## To be done
An exact reproduction of the records is required, with all images left out.

## Exercise data
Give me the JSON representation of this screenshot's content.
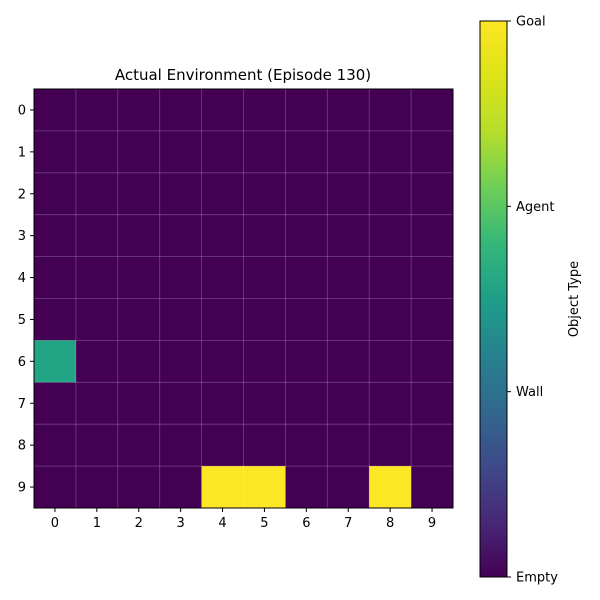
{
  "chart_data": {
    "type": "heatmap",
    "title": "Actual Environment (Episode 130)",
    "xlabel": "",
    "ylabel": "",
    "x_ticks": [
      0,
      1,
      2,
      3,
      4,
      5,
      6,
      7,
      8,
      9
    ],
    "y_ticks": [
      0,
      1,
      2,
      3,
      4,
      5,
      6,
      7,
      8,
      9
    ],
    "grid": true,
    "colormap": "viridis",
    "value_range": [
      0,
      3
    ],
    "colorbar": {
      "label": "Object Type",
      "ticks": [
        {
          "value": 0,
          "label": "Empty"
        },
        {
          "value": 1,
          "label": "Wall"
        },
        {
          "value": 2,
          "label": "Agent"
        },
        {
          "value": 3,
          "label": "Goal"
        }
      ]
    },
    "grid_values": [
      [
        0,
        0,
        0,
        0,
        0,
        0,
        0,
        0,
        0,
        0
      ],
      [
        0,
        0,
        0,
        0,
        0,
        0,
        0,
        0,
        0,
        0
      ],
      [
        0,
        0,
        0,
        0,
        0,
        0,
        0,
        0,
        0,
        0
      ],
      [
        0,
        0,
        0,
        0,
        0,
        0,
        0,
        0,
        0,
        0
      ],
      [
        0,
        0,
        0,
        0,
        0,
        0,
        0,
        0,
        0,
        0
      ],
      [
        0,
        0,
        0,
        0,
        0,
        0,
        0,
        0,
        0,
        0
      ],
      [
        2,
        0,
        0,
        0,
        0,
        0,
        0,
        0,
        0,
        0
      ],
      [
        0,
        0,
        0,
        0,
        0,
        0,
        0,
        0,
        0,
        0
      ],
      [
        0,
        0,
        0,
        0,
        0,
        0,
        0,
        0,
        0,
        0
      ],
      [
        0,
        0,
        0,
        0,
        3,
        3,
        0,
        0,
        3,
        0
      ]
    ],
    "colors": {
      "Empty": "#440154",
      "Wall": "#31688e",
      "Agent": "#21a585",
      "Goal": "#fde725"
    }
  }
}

## Problem solution
Give me the JSON representation of this screenshot's content.
{
  "chart_data": {
    "type": "heatmap",
    "title": "Actual Environment (Episode 130)",
    "xlabel": "",
    "ylabel": "",
    "x_ticks": [
      0,
      1,
      2,
      3,
      4,
      5,
      6,
      7,
      8,
      9
    ],
    "y_ticks": [
      0,
      1,
      2,
      3,
      4,
      5,
      6,
      7,
      8,
      9
    ],
    "grid": true,
    "colormap": "viridis",
    "value_range": [
      0,
      3
    ],
    "colorbar": {
      "label": "Object Type",
      "ticks": [
        {
          "value": 0,
          "label": "Empty"
        },
        {
          "value": 1,
          "label": "Wall"
        },
        {
          "value": 2,
          "label": "Agent"
        },
        {
          "value": 3,
          "label": "Goal"
        }
      ]
    },
    "grid_values": [
      [
        0,
        0,
        0,
        0,
        0,
        0,
        0,
        0,
        0,
        0
      ],
      [
        0,
        0,
        0,
        0,
        0,
        0,
        0,
        0,
        0,
        0
      ],
      [
        0,
        0,
        0,
        0,
        0,
        0,
        0,
        0,
        0,
        0
      ],
      [
        0,
        0,
        0,
        0,
        0,
        0,
        0,
        0,
        0,
        0
      ],
      [
        0,
        0,
        0,
        0,
        0,
        0,
        0,
        0,
        0,
        0
      ],
      [
        0,
        0,
        0,
        0,
        0,
        0,
        0,
        0,
        0,
        0
      ],
      [
        2,
        0,
        0,
        0,
        0,
        0,
        0,
        0,
        0,
        0
      ],
      [
        0,
        0,
        0,
        0,
        0,
        0,
        0,
        0,
        0,
        0
      ],
      [
        0,
        0,
        0,
        0,
        0,
        0,
        0,
        0,
        0,
        0
      ],
      [
        0,
        0,
        0,
        0,
        3,
        3,
        0,
        0,
        3,
        0
      ]
    ],
    "colors": {
      "Empty": "#440154",
      "Wall": "#31688e",
      "Agent": "#21a585",
      "Goal": "#fde725"
    }
  }
}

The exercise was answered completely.